Chart and figure data:
◆ ◆ ◆ ◆ ◆ ◆ ◆

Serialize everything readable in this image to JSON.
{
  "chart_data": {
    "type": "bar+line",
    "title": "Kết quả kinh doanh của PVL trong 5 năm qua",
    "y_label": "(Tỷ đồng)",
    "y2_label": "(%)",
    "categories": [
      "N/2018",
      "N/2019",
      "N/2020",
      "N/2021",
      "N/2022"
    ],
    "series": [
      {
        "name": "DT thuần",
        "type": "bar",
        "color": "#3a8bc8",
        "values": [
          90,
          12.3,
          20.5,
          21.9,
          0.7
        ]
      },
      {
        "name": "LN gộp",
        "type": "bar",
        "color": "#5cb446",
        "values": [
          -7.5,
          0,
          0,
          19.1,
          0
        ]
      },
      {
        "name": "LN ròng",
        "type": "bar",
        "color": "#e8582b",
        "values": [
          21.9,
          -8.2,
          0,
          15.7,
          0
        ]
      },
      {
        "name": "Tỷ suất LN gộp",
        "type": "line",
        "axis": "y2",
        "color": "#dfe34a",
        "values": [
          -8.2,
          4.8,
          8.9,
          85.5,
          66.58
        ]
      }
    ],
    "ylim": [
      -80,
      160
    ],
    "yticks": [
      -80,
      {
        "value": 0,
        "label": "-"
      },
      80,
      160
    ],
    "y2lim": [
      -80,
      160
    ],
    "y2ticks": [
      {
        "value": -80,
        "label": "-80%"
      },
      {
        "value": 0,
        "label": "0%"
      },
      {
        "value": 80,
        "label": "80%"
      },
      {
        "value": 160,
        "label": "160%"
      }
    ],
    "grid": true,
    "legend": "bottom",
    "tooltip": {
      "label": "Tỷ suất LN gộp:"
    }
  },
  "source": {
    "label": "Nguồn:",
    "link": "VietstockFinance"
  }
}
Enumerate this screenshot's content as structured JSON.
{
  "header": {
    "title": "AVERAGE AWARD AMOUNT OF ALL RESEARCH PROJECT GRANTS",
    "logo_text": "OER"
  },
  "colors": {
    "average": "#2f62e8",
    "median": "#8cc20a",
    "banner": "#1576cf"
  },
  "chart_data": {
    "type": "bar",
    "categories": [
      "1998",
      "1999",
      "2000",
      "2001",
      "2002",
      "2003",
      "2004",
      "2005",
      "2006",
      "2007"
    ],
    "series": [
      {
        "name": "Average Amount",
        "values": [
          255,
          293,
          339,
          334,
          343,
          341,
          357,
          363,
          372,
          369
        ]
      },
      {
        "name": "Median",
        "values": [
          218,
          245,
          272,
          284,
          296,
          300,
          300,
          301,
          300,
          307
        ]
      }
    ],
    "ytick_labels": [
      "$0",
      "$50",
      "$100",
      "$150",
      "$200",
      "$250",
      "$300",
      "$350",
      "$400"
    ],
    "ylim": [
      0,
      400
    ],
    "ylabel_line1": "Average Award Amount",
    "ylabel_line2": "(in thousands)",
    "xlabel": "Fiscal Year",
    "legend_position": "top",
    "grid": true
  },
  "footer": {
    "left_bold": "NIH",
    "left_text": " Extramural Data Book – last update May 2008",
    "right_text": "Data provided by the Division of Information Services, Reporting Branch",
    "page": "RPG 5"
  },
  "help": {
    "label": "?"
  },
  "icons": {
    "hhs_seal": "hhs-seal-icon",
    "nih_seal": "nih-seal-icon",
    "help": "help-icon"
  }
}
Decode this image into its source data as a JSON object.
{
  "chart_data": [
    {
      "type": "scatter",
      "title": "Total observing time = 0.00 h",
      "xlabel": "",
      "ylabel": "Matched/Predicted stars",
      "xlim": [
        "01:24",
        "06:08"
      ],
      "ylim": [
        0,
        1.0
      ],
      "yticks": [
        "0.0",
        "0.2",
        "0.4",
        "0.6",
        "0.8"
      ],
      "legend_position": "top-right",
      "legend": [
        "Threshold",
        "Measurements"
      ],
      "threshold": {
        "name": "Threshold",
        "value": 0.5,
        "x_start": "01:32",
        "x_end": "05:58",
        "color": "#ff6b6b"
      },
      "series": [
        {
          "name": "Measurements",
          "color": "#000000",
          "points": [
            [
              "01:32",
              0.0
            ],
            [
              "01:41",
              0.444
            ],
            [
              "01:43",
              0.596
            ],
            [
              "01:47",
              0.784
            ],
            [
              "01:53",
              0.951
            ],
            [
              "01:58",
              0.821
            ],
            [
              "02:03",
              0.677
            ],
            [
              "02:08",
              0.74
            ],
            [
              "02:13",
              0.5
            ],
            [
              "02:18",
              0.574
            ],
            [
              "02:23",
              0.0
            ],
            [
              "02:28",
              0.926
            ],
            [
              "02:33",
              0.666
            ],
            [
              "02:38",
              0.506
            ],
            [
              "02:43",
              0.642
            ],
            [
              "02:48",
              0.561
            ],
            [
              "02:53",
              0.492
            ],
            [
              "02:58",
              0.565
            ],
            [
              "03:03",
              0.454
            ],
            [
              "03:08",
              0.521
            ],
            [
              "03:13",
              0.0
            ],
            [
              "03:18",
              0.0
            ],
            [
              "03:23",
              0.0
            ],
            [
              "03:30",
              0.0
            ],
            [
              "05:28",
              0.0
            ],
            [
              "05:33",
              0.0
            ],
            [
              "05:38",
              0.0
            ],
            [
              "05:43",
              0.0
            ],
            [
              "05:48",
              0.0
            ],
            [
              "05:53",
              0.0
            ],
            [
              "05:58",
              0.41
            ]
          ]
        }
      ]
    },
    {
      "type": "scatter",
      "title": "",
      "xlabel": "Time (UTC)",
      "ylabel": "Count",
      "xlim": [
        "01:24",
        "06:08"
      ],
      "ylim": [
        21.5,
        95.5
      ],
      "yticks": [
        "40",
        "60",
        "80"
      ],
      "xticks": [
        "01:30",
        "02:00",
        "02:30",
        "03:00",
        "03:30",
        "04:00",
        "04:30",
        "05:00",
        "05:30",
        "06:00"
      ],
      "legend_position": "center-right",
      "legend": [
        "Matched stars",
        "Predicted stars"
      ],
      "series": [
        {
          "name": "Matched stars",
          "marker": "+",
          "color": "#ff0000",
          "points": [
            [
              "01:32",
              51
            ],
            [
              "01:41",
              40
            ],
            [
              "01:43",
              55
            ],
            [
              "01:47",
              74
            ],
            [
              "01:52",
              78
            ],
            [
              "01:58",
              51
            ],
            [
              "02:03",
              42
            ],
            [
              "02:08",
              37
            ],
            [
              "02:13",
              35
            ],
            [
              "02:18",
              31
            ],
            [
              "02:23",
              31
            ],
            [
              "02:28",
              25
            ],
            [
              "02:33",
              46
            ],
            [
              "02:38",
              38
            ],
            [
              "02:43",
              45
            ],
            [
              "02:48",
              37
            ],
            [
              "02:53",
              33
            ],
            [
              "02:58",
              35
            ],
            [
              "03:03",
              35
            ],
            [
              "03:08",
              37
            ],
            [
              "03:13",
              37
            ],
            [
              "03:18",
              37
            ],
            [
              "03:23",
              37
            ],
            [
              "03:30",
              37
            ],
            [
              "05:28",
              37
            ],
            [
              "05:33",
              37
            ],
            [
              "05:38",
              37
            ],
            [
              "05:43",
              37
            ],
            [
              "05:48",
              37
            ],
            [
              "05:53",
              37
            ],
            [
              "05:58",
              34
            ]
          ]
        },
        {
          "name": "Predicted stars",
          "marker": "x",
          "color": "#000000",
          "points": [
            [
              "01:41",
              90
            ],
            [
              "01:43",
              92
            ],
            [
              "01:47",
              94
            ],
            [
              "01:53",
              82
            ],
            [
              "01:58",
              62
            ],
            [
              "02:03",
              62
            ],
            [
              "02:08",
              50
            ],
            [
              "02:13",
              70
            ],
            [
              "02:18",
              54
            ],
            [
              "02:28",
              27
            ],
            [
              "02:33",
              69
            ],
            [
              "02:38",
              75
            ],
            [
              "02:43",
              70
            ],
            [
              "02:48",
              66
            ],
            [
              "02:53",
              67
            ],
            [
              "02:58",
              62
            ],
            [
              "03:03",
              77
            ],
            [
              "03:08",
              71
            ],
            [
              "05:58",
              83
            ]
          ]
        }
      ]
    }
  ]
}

◆ ◆ ◆ ◆ ◆ ◆ ◆

Of all the lines in the listing above, how many include "JSON"? Write only the number.

3